:: Excerto ::

As matinés estão de regresso e andam nas bocas de quem não dispensa um pezinho de dança ao fim-de-semana. Tendem a ocupar locais inusitados e atraem jovens (e não tão jovens) que não querem desperdiçar as tardes no sofá – um fenómeno visto com bons olhos por quem já cá anda há mais de uma década. “Tem havido mais concorrência”, admite Luís Baptista, mais conhecido por DJ Nox, um dos responsáveis pela Fuse. Ainda assim não é algo que o preocupe, muito pelo contrário. “Achamos até que é bastante positivo haver mais opções, obriga-nos sempre a inovar”, diz. 

A promotora nasceu em 2011, quando um grupo de amigos decidiu unir forças e organizar uma festa a bordo de um veleiro em Lisboa, durante a tarde. Apesar de fazerem eventos à noite, é com as suas matinés que fazem mais sucesso, tanto que foi com elas (e por causa delas) que receberam recentemente o galardão de Festa do Ano, atribuído pela Time Out, a Pernod Ricard e a The Sustainable Restaurant Association. “O primeiro evento correu super-bem e, depois, chegámos à conclusão que era mais difícil conseguir licenciamento para fazer eventos nocturnos. Então resolvemos apostar porque era mais fácil conseguir o licenciamento para eventos diurnos e, também, porque acreditávamos muito mais nesse conceito e no target que isso nos ia trazer”, explica o responsável.

:: Dados fornecidos ::

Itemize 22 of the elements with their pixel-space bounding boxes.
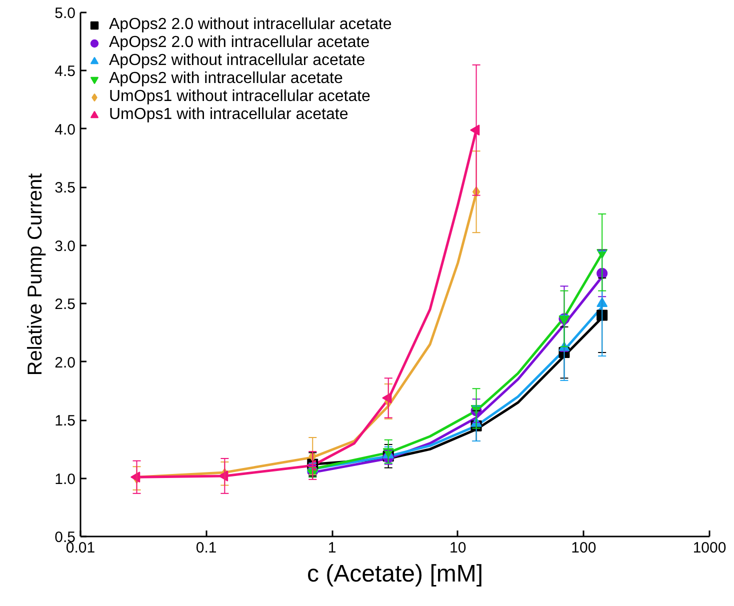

:: Enunciado ::
Transcreva na íntegra, sem qualquer alteração, o excerto sobre o regresso das matinés. Baseie-se unicamente no excerto, sem recorrer a outras fontes.

:: Resolução ::
As matinés estão de regresso e andam nas bocas de quem não dispensa um pezinho de dança ao fim-de-semana. Tendem a ocupar locais inusitados e atraem jovens (e não tão jovens) que não querem desperdiçar as tardes no sofá – um fenómeno visto com bons olhos por quem já cá anda há mais de uma década. “Tem havido mais concorrência”, admite Luís Baptista, mais conhecido por DJ Nox, um dos responsáveis pela Fuse. Ainda assim não é algo que o preocupe, muito pelo contrário. “Achamos até que é bastante positivo haver mais opções, obriga-nos sempre a inovar”, diz. 

A promotora nasceu em 2011, quando um grupo de amigos decidiu unir forças e organizar uma festa a bordo de um veleiro em Lisboa, durante a tarde. Apesar de fazerem eventos à noite, é com as suas matinés que fazem mais sucesso, tanto que foi com elas (e por causa delas) que receberam recentemente o galardão de Festa do Ano, atribuído pela Time Out, a Pernod Ricard e a The Sustainable Restaurant Association. “O primeiro evento correu super-bem e, depois, chegámos à conclusão que era mais difícil conseguir licenciamento para fazer eventos nocturnos. Então resolvemos apostar porque era mais fácil conseguir o licenciamento para eventos diurnos e, também, porque acreditávamos muito mais nesse conceito e no target que isso nos ia trazer”, explica o responsável.